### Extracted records
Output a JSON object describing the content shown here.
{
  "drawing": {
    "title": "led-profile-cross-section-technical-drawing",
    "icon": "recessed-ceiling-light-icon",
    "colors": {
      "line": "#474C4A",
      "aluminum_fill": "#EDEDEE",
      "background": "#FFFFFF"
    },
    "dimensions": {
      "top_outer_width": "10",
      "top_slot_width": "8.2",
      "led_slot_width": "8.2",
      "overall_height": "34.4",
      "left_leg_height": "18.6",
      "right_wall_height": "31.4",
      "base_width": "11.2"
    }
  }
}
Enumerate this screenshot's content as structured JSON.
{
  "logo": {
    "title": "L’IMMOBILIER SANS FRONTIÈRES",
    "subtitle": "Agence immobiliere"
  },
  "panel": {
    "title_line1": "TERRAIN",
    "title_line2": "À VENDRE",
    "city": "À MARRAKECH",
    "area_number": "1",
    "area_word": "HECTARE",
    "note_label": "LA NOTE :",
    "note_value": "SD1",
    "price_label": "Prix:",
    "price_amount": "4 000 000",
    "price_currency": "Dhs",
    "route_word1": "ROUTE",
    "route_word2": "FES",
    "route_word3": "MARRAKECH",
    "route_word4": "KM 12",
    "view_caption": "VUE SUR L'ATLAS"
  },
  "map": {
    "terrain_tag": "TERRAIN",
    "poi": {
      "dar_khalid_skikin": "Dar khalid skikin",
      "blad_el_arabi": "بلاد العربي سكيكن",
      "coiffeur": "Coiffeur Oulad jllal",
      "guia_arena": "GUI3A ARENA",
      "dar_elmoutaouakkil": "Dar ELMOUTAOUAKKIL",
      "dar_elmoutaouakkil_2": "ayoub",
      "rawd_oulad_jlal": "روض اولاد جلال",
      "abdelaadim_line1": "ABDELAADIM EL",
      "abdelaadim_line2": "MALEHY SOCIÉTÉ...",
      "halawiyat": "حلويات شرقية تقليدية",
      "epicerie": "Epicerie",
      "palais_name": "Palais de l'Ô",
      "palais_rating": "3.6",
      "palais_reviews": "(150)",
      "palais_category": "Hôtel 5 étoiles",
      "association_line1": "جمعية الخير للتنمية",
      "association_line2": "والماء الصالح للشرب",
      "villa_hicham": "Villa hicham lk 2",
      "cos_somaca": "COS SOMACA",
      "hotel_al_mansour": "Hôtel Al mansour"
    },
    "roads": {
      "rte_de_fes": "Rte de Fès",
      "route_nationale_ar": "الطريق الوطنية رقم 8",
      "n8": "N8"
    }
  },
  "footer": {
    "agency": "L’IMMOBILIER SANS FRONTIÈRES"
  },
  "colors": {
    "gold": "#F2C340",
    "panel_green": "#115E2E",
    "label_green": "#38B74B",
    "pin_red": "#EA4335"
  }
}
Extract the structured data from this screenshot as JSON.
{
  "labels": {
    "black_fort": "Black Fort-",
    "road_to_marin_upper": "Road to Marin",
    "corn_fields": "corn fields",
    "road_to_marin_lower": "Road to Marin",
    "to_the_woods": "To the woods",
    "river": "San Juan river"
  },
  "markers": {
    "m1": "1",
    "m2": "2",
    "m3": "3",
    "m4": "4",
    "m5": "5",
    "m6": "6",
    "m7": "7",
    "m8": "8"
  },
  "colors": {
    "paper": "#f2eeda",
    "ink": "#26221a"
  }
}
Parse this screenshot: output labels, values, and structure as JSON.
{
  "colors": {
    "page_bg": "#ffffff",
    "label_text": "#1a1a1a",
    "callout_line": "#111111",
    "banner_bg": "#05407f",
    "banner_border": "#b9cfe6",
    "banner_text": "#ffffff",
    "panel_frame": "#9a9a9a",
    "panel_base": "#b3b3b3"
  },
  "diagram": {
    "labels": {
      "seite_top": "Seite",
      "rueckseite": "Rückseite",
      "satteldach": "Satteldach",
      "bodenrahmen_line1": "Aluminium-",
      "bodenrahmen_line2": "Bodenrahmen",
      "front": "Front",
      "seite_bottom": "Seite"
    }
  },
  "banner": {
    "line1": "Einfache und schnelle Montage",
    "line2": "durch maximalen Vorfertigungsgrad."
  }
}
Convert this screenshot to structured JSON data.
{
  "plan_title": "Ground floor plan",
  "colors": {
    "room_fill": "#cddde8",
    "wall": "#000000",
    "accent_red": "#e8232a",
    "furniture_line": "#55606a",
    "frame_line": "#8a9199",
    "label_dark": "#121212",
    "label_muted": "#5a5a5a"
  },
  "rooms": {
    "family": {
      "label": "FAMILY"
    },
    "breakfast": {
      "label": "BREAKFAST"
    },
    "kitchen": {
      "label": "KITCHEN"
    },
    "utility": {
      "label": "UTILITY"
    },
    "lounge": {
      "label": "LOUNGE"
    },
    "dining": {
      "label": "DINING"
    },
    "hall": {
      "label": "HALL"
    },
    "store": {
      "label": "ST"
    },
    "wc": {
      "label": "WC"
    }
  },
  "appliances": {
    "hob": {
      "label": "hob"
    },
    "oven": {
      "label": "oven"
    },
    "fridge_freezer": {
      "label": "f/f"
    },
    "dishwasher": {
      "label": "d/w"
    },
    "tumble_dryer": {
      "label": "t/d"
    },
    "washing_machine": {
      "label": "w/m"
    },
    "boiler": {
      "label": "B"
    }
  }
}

### What you should do
Using the listing above, return all lines where the word "SANS" occurs.

### Response to the exercise
    "title": "L’IMMOBILIER SANS FRONTIÈRES",
    "agency": "L’IMMOBILIER SANS FRONTIÈRES"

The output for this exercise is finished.